>> Start STORED RECORDS
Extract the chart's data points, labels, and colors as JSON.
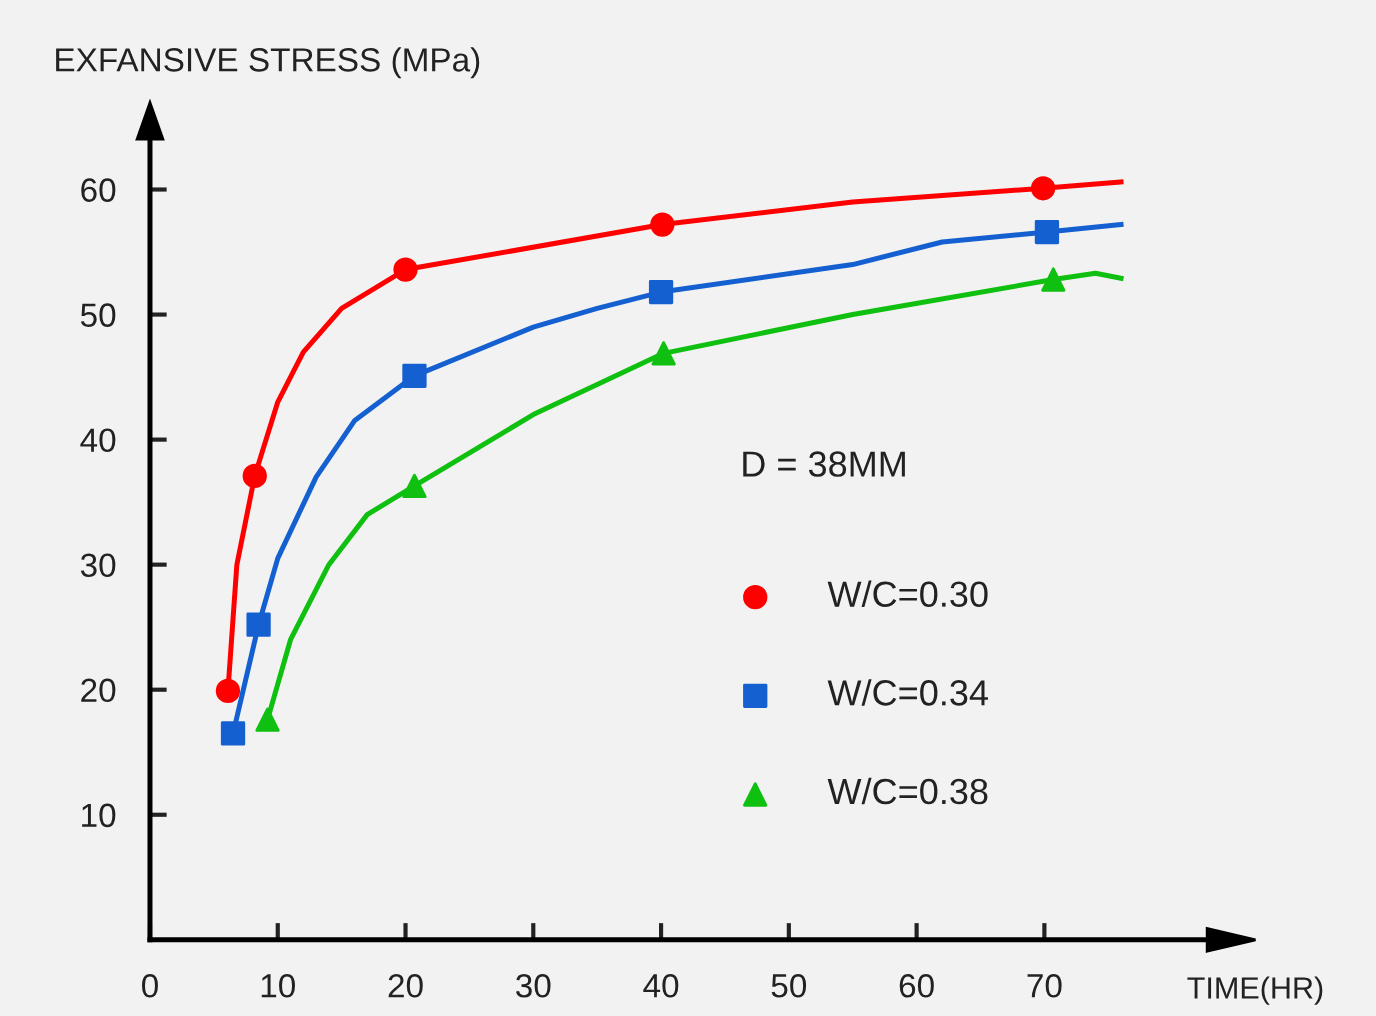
{
  "chart_data": {
    "type": "scatter",
    "xlabel": "TIME(HR)",
    "ylabel": "EXFANSIVE STRESS (MPa)",
    "annotations": [
      "D = 38MM"
    ],
    "xlim": [
      0,
      84
    ],
    "ylim": [
      0,
      65
    ],
    "xticks": [
      0,
      10,
      20,
      30,
      40,
      50,
      60,
      70
    ],
    "yticks": [
      10,
      20,
      30,
      40,
      50,
      60
    ],
    "grid": false,
    "legend": "right",
    "series": [
      {
        "name": "W/C=0.30",
        "color": "#ff0000",
        "marker": "circle",
        "x": [
          6.1,
          8.2,
          20.0,
          40.1,
          69.9
        ],
        "values": [
          19.9,
          37.1,
          53.6,
          57.2,
          60.1
        ]
      },
      {
        "name": "W/C=0.34",
        "color": "#1560d0",
        "marker": "square",
        "x": [
          6.5,
          8.5,
          20.7,
          40.0,
          70.2
        ],
        "values": [
          16.5,
          25.2,
          45.1,
          51.8,
          56.6
        ]
      },
      {
        "name": "W/C=0.38",
        "color": "#10c010",
        "marker": "triangle",
        "x": [
          9.2,
          20.7,
          40.2,
          70.7
        ],
        "values": [
          17.6,
          36.3,
          46.9,
          52.8
        ]
      },
      {
        "type": "line",
        "color": "#ff0000",
        "x": [
          6.1,
          6.8,
          8.2,
          10,
          12,
          15,
          20.0,
          40.1,
          55,
          69.9,
          76
        ],
        "values": [
          19.9,
          30,
          37.1,
          43,
          47,
          50.5,
          53.6,
          57.2,
          59,
          60.1,
          60.6
        ]
      },
      {
        "type": "line",
        "color": "#1560d0",
        "x": [
          6.5,
          8.5,
          10,
          13,
          16,
          20.7,
          30,
          35,
          40.0,
          55,
          62,
          70.2,
          76
        ],
        "values": [
          16.5,
          25.2,
          30.5,
          37,
          41.5,
          45.1,
          49,
          50.5,
          51.8,
          54,
          55.8,
          56.6,
          57.2
        ]
      },
      {
        "type": "line",
        "color": "#10c010",
        "x": [
          9.2,
          11,
          14,
          17,
          20.7,
          30,
          40.2,
          55,
          70.7,
          74,
          76
        ],
        "values": [
          17.6,
          24,
          30,
          34,
          36.3,
          42,
          46.9,
          50,
          52.8,
          53.3,
          52.9
        ]
      }
    ]
  }
}
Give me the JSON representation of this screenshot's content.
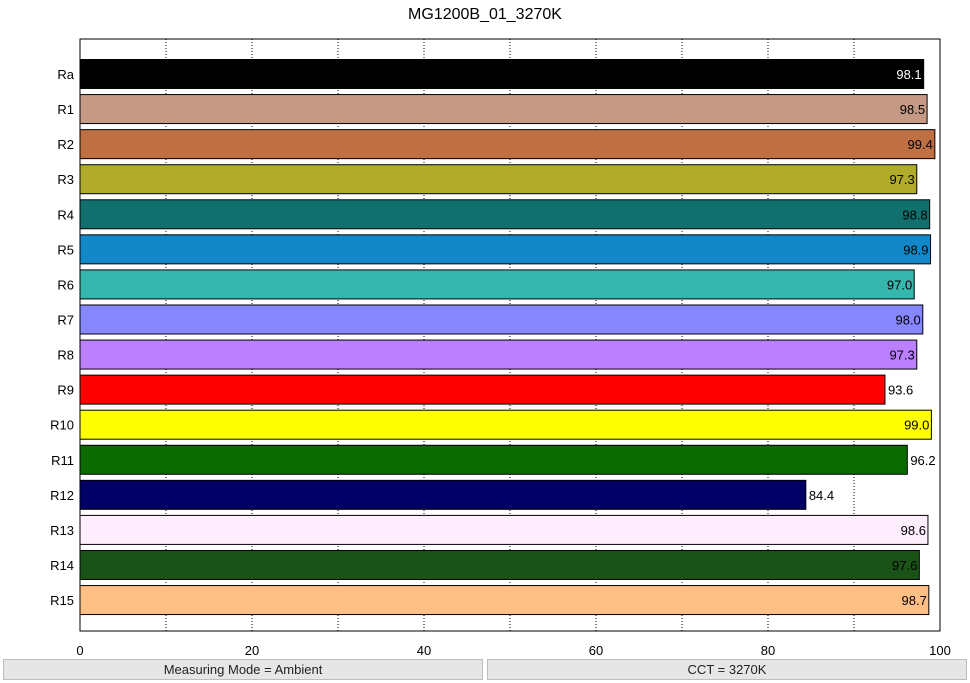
{
  "chart_data": {
    "type": "bar",
    "orientation": "horizontal",
    "title": "MG1200B_01_3270K",
    "categories": [
      "Ra",
      "R1",
      "R2",
      "R3",
      "R4",
      "R5",
      "R6",
      "R7",
      "R8",
      "R9",
      "R10",
      "R11",
      "R12",
      "R13",
      "R14",
      "R15"
    ],
    "values": [
      98.1,
      98.5,
      99.4,
      97.3,
      98.8,
      98.9,
      97.0,
      98.0,
      97.3,
      93.6,
      99.0,
      96.2,
      84.4,
      98.6,
      97.6,
      98.7
    ],
    "value_labels": [
      "98.1",
      "98.5",
      "99.4",
      "97.3",
      "98.8",
      "98.9",
      "97.0",
      "98.0",
      "97.3",
      "93.6",
      "99.0",
      "96.2",
      "84.4",
      "98.6",
      "97.6",
      "98.7"
    ],
    "colors": [
      "#000000",
      "#c49a84",
      "#bf7043",
      "#b0ab2b",
      "#116f6d",
      "#1288c8",
      "#36b7ae",
      "#8686ff",
      "#bb80ff",
      "#ff0000",
      "#ffff00",
      "#0b6b00",
      "#000066",
      "#ffeefd",
      "#1b5217",
      "#ffbf85"
    ],
    "label_colors": [
      "#ffffff",
      "#000000",
      "#000000",
      "#000000",
      "#000000",
      "#000000",
      "#000000",
      "#000000",
      "#000000",
      "#000000",
      "#000000",
      "#000000",
      "#000000",
      "#000000",
      "#000000",
      "#000000"
    ],
    "xlim": [
      0,
      100
    ],
    "x_ticks": [
      "0",
      "20",
      "40",
      "60",
      "80",
      "100"
    ],
    "grid": "vertical dotted at every 10"
  },
  "status": {
    "left": "Measuring Mode = Ambient",
    "right": "CCT = 3270K"
  }
}
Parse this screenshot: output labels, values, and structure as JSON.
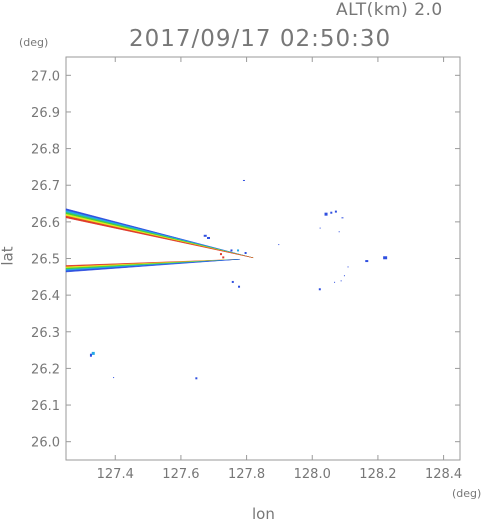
{
  "header": {
    "alt_label": "ALT(km)  2.0",
    "timestamp": "2017/09/17  02:50:30"
  },
  "axes": {
    "y_unit": "(deg)",
    "x_unit": "(deg)",
    "y_label": "lat",
    "x_label": "lon"
  },
  "chart_data": {
    "type": "scatter",
    "title": "2017/09/17  02:50:30",
    "subtitle": "ALT(km)  2.0",
    "xlabel": "lon",
    "ylabel": "lat",
    "xlim": [
      127.25,
      128.45
    ],
    "ylim": [
      25.95,
      27.05
    ],
    "xticks": [
      127.4,
      127.6,
      127.8,
      128.0,
      128.2,
      128.4
    ],
    "xtick_labels": [
      "127.4",
      "127.6",
      "127.8",
      "128.0",
      "128.2",
      "128.4"
    ],
    "yticks": [
      26.0,
      26.1,
      26.2,
      26.3,
      26.4,
      26.5,
      26.6,
      26.7,
      26.8,
      26.9,
      27.0
    ],
    "ytick_labels": [
      "26.0",
      "26.1",
      "26.2",
      "26.3",
      "26.4",
      "26.5",
      "26.6",
      "26.7",
      "26.8",
      "26.9",
      "27.0"
    ],
    "grid": false,
    "colors": {
      "blue": "#2f4fe0",
      "cyan": "#23a8e6",
      "green": "#3fd23f",
      "yellow": "#e6e61f",
      "red": "#e03b2a"
    },
    "upper_beam": {
      "apex": [
        127.82,
        26.502
      ],
      "top_edge_start": [
        127.25,
        26.636
      ],
      "bottom_edge_start": [
        127.25,
        26.611
      ],
      "bands": [
        "blue",
        "cyan",
        "green",
        "yellow",
        "red"
      ]
    },
    "lower_beam": {
      "apex": [
        127.78,
        26.498
      ],
      "top_edge_start": [
        127.25,
        26.481
      ],
      "bottom_edge_start": [
        127.25,
        26.463
      ],
      "bands": [
        "red",
        "yellow",
        "green",
        "cyan",
        "blue"
      ]
    },
    "echoes": [
      {
        "lon": 127.333,
        "lat": 26.241,
        "color": "cyan",
        "w": 3,
        "h": 3
      },
      {
        "lon": 127.326,
        "lat": 26.236,
        "color": "blue",
        "w": 2,
        "h": 3
      },
      {
        "lon": 127.395,
        "lat": 26.175,
        "color": "blue",
        "w": 1,
        "h": 1
      },
      {
        "lon": 127.647,
        "lat": 26.173,
        "color": "blue",
        "w": 2,
        "h": 2
      },
      {
        "lon": 127.674,
        "lat": 26.562,
        "color": "blue",
        "w": 3,
        "h": 2
      },
      {
        "lon": 127.684,
        "lat": 26.556,
        "color": "blue",
        "w": 3,
        "h": 2
      },
      {
        "lon": 127.722,
        "lat": 26.512,
        "color": "red",
        "w": 2,
        "h": 2
      },
      {
        "lon": 127.729,
        "lat": 26.503,
        "color": "red",
        "w": 2,
        "h": 2
      },
      {
        "lon": 127.754,
        "lat": 26.522,
        "color": "blue",
        "w": 2,
        "h": 2
      },
      {
        "lon": 127.774,
        "lat": 26.522,
        "color": "cyan",
        "w": 2,
        "h": 2
      },
      {
        "lon": 127.797,
        "lat": 26.515,
        "color": "blue",
        "w": 2,
        "h": 2
      },
      {
        "lon": 127.758,
        "lat": 26.436,
        "color": "blue",
        "w": 2,
        "h": 2
      },
      {
        "lon": 127.777,
        "lat": 26.423,
        "color": "blue",
        "w": 2,
        "h": 2
      },
      {
        "lon": 127.792,
        "lat": 26.713,
        "color": "blue",
        "w": 2,
        "h": 1
      },
      {
        "lon": 127.898,
        "lat": 26.538,
        "color": "blue",
        "w": 1,
        "h": 1
      },
      {
        "lon": 128.042,
        "lat": 26.621,
        "color": "blue",
        "w": 3,
        "h": 3
      },
      {
        "lon": 128.058,
        "lat": 26.625,
        "color": "blue",
        "w": 2,
        "h": 2
      },
      {
        "lon": 128.072,
        "lat": 26.628,
        "color": "blue",
        "w": 2,
        "h": 2
      },
      {
        "lon": 128.092,
        "lat": 26.611,
        "color": "blue",
        "w": 2,
        "h": 1
      },
      {
        "lon": 128.024,
        "lat": 26.583,
        "color": "blue",
        "w": 1,
        "h": 1
      },
      {
        "lon": 128.082,
        "lat": 26.573,
        "color": "blue",
        "w": 1,
        "h": 1
      },
      {
        "lon": 128.222,
        "lat": 26.502,
        "color": "blue",
        "w": 4,
        "h": 3
      },
      {
        "lon": 128.166,
        "lat": 26.493,
        "color": "blue",
        "w": 3,
        "h": 2
      },
      {
        "lon": 128.109,
        "lat": 26.477,
        "color": "blue",
        "w": 1,
        "h": 1
      },
      {
        "lon": 128.098,
        "lat": 26.453,
        "color": "blue",
        "w": 1,
        "h": 1
      },
      {
        "lon": 128.068,
        "lat": 26.435,
        "color": "blue",
        "w": 1,
        "h": 1
      },
      {
        "lon": 128.088,
        "lat": 26.439,
        "color": "blue",
        "w": 1,
        "h": 1
      },
      {
        "lon": 128.023,
        "lat": 26.416,
        "color": "blue",
        "w": 2,
        "h": 2
      }
    ]
  }
}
>> End STORED RECORDS
:: TASK DESCRIPTION ::
Check each line of the material above for "this" and say how many lines contain it, giving the number alone.

:: SOLVED EXERCISE ::
2